Begin Excerpted data

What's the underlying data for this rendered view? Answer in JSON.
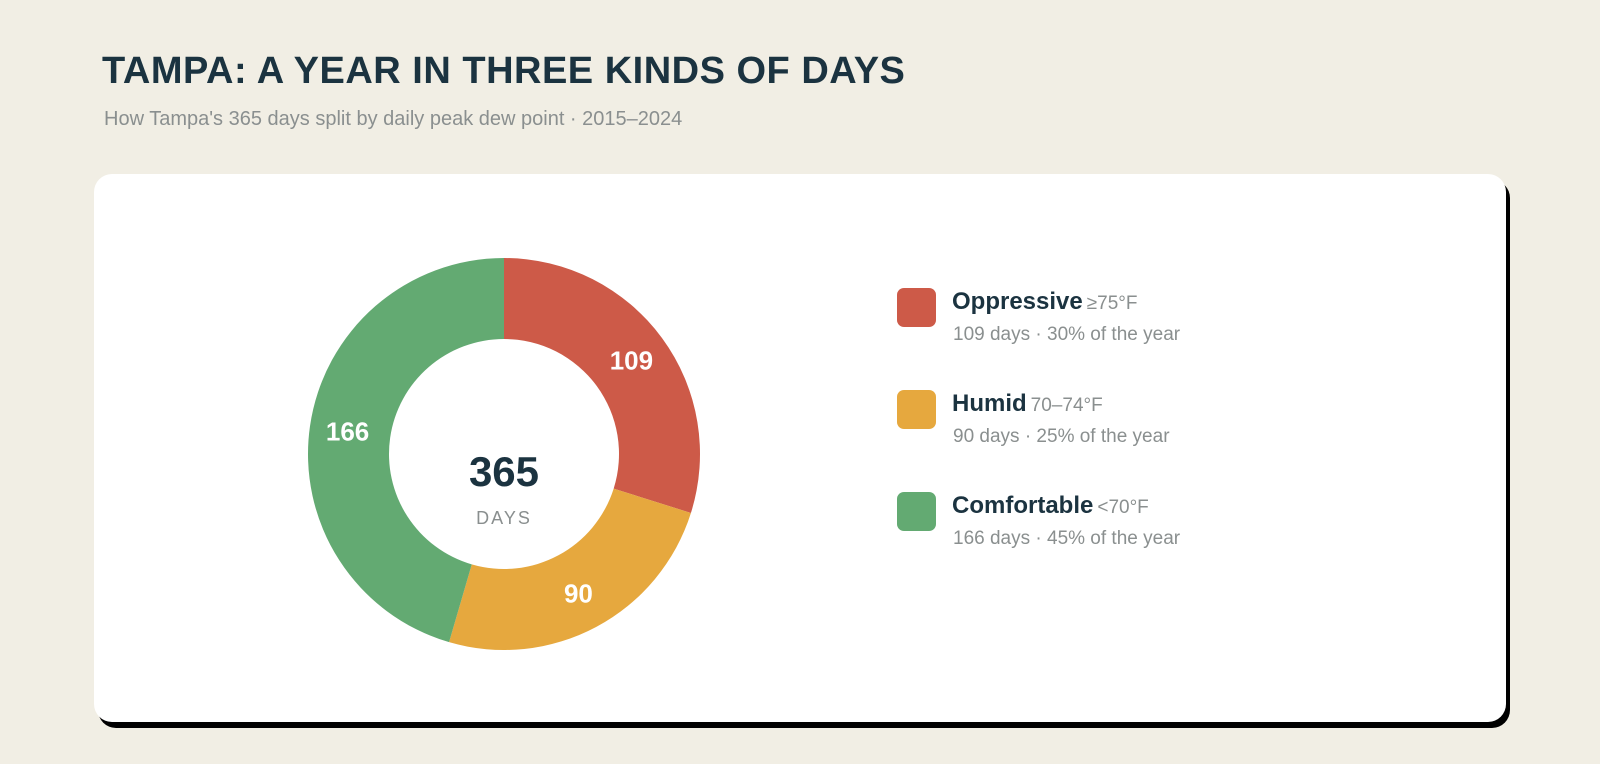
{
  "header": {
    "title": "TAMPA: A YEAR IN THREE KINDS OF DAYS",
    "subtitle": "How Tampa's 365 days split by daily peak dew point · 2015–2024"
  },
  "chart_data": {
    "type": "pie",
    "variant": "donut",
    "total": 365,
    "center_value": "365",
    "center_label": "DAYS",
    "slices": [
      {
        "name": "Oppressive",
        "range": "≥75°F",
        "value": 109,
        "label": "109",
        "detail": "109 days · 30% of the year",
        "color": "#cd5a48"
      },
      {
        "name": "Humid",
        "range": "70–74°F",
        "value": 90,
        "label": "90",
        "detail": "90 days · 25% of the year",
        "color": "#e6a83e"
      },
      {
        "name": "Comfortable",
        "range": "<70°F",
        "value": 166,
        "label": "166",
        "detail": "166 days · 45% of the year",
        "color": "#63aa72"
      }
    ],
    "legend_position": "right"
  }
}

End Excerpted data
Begin Excerpted data

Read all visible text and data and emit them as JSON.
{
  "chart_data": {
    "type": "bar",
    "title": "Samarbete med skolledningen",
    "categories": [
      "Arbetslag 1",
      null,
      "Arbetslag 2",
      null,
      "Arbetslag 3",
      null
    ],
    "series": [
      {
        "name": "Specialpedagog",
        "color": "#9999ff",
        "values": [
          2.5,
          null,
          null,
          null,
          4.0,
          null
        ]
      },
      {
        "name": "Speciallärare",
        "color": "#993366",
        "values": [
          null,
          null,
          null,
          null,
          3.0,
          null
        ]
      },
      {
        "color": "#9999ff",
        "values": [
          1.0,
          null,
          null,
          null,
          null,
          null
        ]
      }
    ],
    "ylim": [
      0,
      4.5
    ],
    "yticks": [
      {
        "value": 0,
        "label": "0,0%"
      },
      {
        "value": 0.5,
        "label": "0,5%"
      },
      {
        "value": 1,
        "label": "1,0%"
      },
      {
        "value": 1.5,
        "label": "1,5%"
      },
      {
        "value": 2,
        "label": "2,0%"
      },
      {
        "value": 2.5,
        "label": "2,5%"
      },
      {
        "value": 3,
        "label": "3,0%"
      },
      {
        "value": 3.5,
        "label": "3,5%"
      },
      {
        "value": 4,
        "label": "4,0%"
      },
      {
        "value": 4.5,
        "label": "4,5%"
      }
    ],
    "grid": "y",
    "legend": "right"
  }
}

End Excerpted data

**What you need to do:**
Look through the data and show every line containing "JSON".

**Reply:**
What's the underlying data for this rendered view? Answer in JSON.
Read all visible text and data and emit them as JSON.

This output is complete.